### SELECTED PASSAGE
+++ This bug was initially created as a clone of Bug #1955467 +++ Description of problem: We've identified that on some clusters, the node_mountstats_nfs_* metrics account for more than half of the total metrics stored in Prometheus. These metrics aren't used actually anywhere (neither rules nor dashboards) and storing them in Prometheus increases memory usage by a lot for clusters that have nodes configured with NFS. Version-Release number of selected component (if applicable): 4.6 How reproducible: Always Steps to Reproduce: Check the definition of the node-exporter daemonset: oc describe -n openshift-monitoring daemonset node-exporter Actual results: The '--collector.mountstats' flag is listed in the node-exporter container's argument list. Expected results: The '--collector.mountstats' flag isn't set. Additional info: The mountstats collector had been enabled in [1] following a customer request for enhancement. But looking at the history, the customer was asking for the kubelet_volume_* metrics which weren't supported by their storage provider at this time (it's been fixed since then [2]). The mountstats metrics don't fill the same need and are superfluous. [1] https://github.com/openshift/cluster-monitoring-operator/pull/409 [2] https://github.com/NetApp/trident/issues/134
Test with PR oc describe -n openshift-monitoring daemonset node-exporter ... Containers: node-exporter: Image: quay.io/openshift-release-dev/ocp-v4.0-art-dev@sha256:1c2a456aa6dc253f47f67d1aeb55b0781173a36b78e33a794cd1644c40dbd852 Port: <none> Host Port: <none> Args: --web.listen-address=127.0.0.1:9100 --path.sysfs=/host/sys --path.rootfs=/host/root --no-collector.wifi --collector.filesystem.ignored-mount-points=^/(dev|proc|sys|var/lib/docker/.+|var/lib/kubelet/pods/.+)($|/) --collector.netclass.ignored-devices=^(veth.*)$ --collector.netdev.device-exclude=^(veth.*)$ --collector.cpu.info --collector.textfile.directory=/var/node_exporter/textfile ...

### INPUT DATA
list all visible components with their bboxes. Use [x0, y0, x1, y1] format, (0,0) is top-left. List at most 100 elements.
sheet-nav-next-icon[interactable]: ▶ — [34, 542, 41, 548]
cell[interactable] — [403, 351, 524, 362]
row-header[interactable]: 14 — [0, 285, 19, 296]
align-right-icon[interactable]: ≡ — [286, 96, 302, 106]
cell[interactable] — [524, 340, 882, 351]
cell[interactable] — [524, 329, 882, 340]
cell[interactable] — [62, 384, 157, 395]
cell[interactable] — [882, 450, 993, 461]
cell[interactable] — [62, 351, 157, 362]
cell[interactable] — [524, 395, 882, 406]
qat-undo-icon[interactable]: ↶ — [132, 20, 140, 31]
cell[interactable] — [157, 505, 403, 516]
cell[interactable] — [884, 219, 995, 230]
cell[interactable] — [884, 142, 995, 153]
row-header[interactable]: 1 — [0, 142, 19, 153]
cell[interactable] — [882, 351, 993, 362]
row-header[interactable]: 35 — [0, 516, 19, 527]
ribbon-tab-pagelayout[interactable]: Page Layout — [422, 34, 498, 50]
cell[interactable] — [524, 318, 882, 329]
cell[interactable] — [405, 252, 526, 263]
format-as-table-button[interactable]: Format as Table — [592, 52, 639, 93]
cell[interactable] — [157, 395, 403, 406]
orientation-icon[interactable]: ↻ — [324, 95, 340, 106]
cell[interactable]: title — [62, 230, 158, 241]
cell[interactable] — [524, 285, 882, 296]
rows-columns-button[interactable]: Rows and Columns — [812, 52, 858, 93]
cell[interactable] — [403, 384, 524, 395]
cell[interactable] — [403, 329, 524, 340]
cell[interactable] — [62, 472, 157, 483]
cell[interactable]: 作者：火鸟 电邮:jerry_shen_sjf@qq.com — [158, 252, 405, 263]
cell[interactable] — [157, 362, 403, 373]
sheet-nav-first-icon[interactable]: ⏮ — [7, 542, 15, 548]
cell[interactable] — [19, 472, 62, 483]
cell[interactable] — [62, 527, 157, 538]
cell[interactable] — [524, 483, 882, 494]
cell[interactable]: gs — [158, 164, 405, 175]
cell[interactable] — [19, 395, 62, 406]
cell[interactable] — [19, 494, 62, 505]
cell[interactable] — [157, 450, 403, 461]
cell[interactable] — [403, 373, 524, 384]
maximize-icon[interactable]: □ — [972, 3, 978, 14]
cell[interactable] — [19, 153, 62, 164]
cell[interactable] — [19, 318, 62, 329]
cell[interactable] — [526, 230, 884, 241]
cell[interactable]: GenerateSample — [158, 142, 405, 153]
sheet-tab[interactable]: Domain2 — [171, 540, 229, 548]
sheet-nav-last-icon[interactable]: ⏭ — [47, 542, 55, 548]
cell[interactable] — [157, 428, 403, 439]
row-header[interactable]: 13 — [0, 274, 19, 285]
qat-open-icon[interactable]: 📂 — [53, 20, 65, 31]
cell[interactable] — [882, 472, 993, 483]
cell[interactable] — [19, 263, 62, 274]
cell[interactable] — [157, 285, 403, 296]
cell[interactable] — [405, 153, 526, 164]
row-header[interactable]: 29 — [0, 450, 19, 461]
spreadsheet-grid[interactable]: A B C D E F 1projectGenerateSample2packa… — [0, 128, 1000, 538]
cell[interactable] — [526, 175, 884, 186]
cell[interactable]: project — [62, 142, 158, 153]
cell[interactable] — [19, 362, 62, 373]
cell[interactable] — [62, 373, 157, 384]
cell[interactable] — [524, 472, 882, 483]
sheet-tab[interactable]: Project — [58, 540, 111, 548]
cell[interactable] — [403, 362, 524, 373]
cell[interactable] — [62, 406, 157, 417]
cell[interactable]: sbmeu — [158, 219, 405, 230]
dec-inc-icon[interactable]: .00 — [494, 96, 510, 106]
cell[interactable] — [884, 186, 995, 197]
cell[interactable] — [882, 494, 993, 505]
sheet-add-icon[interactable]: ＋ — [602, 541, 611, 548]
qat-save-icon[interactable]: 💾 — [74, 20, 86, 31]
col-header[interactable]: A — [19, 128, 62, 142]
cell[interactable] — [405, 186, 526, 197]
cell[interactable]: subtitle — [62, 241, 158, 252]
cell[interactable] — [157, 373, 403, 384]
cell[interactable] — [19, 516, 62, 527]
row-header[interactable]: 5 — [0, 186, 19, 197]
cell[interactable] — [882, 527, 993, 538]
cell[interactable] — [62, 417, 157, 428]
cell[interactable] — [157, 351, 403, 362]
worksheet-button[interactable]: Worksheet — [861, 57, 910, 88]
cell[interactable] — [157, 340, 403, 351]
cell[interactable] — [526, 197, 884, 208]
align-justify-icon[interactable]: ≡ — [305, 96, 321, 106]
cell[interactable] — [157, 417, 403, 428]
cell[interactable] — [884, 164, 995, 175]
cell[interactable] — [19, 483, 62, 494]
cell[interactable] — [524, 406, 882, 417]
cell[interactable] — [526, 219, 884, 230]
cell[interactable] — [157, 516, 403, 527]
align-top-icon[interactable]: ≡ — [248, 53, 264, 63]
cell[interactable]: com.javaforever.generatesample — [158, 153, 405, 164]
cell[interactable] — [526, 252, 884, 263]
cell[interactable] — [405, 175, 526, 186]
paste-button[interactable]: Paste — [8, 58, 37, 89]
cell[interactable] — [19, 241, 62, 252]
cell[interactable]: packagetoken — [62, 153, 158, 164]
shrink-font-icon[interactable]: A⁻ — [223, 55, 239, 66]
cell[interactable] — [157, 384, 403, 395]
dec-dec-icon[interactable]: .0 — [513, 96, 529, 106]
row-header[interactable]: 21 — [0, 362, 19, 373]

### TASKS AND EXERCISES
**A)** Do these statements agree with the bug report? Answer yes or no for each, and quote the deciding words from the bug report.
(i) The mountstats collector was enabled after a customer asked for an enhancement.
(ii) The node_mountstats_nfs_* metrics are used in dashboards.
(iii) The problem can be reproduced every time.
**B)** Repeat the entries from their first line up to and including the line with "cell[interactable] — [403, 329, 524, 340]".

### TASK-BY-TASK RESULTS
**A)**
(i) Yes: "The mountstats collector had been enabled in [1] following a customer request for enhancement."
(ii) No: "These metrics aren't used actually anywhere (neither rules nor dashboards)"
(iii) Yes: "How reproducible: Always"

**B)**
list all visible components with their bboxes. Use [x0, y0, x1, y1] format, (0,0) is top-left. List at most 100 elements.
sheet-nav-next-icon[interactable]: ▶ — [34, 542, 41, 548]
cell[interactable] — [403, 351, 524, 362]
row-header[interactable]: 14 — [0, 285, 19, 296]
align-right-icon[interactable]: ≡ — [286, 96, 302, 106]
cell[interactable] — [524, 340, 882, 351]
cell[interactable] — [524, 329, 882, 340]
cell[interactable] — [62, 384, 157, 395]
cell[interactable] — [882, 450, 993, 461]
cell[interactable] — [62, 351, 157, 362]
cell[interactable] — [524, 395, 882, 406]
qat-undo-icon[interactable]: ↶ — [132, 20, 140, 31]
cell[interactable] — [157, 505, 403, 516]
cell[interactable] — [884, 219, 995, 230]
cell[interactable] — [884, 142, 995, 153]
row-header[interactable]: 1 — [0, 142, 19, 153]
cell[interactable] — [882, 351, 993, 362]
row-header[interactable]: 35 — [0, 516, 19, 527]
ribbon-tab-pagelayout[interactable]: Page Layout — [422, 34, 498, 50]
cell[interactable] — [524, 318, 882, 329]
cell[interactable] — [405, 252, 526, 263]
format-as-table-button[interactable]: Format as Table — [592, 52, 639, 93]
cell[interactable] — [157, 395, 403, 406]
orientation-icon[interactable]: ↻ — [324, 95, 340, 106]
cell[interactable]: title — [62, 230, 158, 241]
cell[interactable] — [524, 285, 882, 296]
rows-columns-button[interactable]: Rows and Columns — [812, 52, 858, 93]
cell[interactable] — [403, 384, 524, 395]
cell[interactable] — [403, 329, 524, 340]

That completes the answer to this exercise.